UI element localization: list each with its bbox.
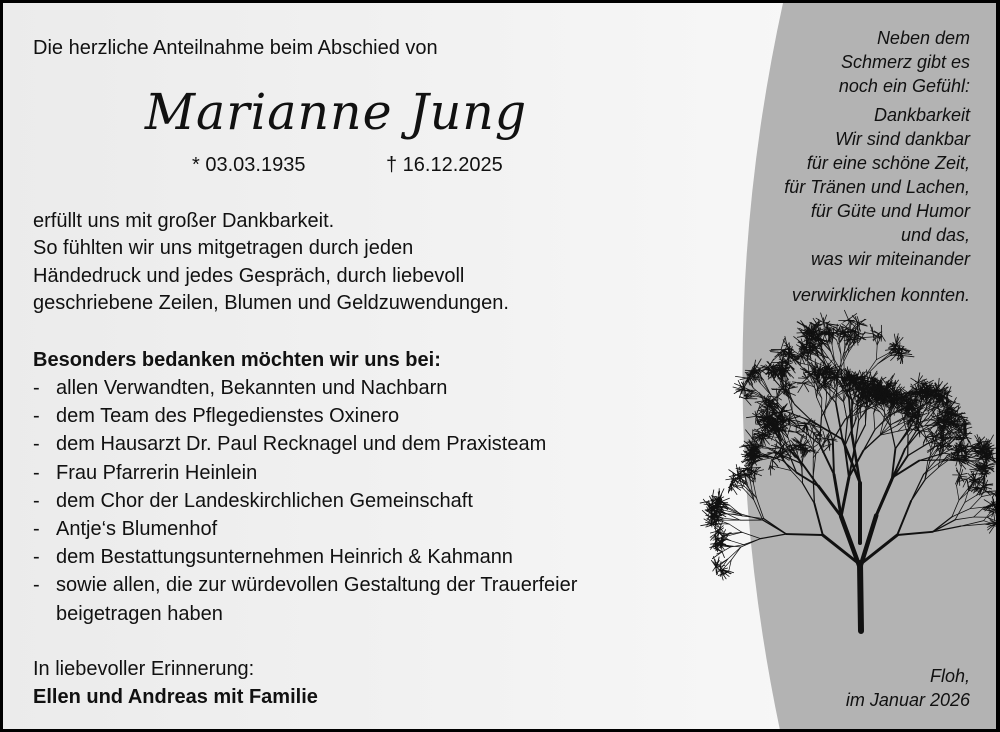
paragraph-line: So fühlten wir uns mitgetragen durch jeden xyxy=(33,237,414,259)
paragraph-line: geschriebene Zeilen, Blumen und Geldzuwendungen. xyxy=(33,292,509,314)
thanks-heading: Besonders bedanken möchten wir uns bei: xyxy=(33,349,441,371)
poem-line: noch ein Gefühl: xyxy=(838,76,970,96)
list-bullet: - xyxy=(33,574,40,597)
poem-line: und das, xyxy=(900,225,970,245)
list-item-continuation: beigetragen haben xyxy=(56,603,223,625)
list-item: dem Bestattungsunternehmen Heinrich & Kahmann xyxy=(56,546,513,569)
list-item: Frau Pfarrerin Heinlein xyxy=(56,461,258,484)
list-bullet: - xyxy=(33,433,40,456)
list-bullet: - xyxy=(33,405,40,428)
poem-line: für Güte und Humor xyxy=(810,201,970,221)
poem-line: Neben dem xyxy=(876,28,970,48)
closing-text: In liebevoller Erinnerung: xyxy=(33,658,255,680)
list-bullet: - xyxy=(33,518,40,540)
poem-line: für eine schöne Zeit, xyxy=(806,153,970,173)
paragraph-line: erfüllt uns mit großer Dankbarkeit. xyxy=(33,210,335,232)
list-item: Antje‘s Blumenhof xyxy=(56,518,218,540)
list-bullet: - xyxy=(33,489,40,512)
poem-line: Wir sind dankbar xyxy=(835,129,970,149)
poem-line: verwirklichen konnten. xyxy=(791,285,970,305)
poem-line: für Tränen und Lachen, xyxy=(784,177,970,197)
list-item: allen Verwandten, Bekannten und Nachbarn xyxy=(56,377,448,399)
date: im Januar 2026 xyxy=(845,690,970,710)
deceased-name: Marianne Jung xyxy=(144,83,528,141)
list-bullet: - xyxy=(33,461,40,484)
death-date: † 16.12.2025 xyxy=(386,154,503,176)
list-bullet: - xyxy=(33,377,40,399)
signature: Ellen und Andreas mit Familie xyxy=(33,686,318,708)
list-item: sowie allen, die zur würdevollen Gestaltung der Trauerfeier xyxy=(56,574,578,597)
poem-line: Schmerz gibt es xyxy=(840,52,970,72)
paragraph-line: Händedruck und jedes Gespräch, durch liebevoll xyxy=(33,265,465,287)
list-bullet: - xyxy=(33,546,40,569)
list-item: dem Team des Pflegedienstes Oxinero xyxy=(56,405,400,428)
list-item: dem Hausarzt Dr. Paul Recknagel und dem Praxisteam xyxy=(56,433,547,456)
birth-date: * 03.03.1935 xyxy=(192,154,306,176)
poem-line: Dankbarkeit xyxy=(873,105,970,125)
place: Floh, xyxy=(929,666,970,686)
poem-line: was wir miteinander xyxy=(810,249,970,269)
intro-text: Die herzliche Anteilnahme beim Abschied von xyxy=(33,37,438,59)
list-item: dem Chor der Landeskirchlichen Gemeinschaft xyxy=(56,489,473,512)
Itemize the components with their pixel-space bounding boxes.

> **WRITTEN PROBLEM**
Please pull out each line from the records above that contains the string "bullet", treating uppercase and lowercase as different.

> **RESULT**
list-bullet: - xyxy=(33,574,40,597)
list-bullet: - xyxy=(33,433,40,456)
list-bullet: - xyxy=(33,405,40,428)
list-bullet: - xyxy=(33,518,40,540)
list-bullet: - xyxy=(33,489,40,512)
list-bullet: - xyxy=(33,461,40,484)
list-bullet: - xyxy=(33,377,40,399)
list-bullet: - xyxy=(33,546,40,569)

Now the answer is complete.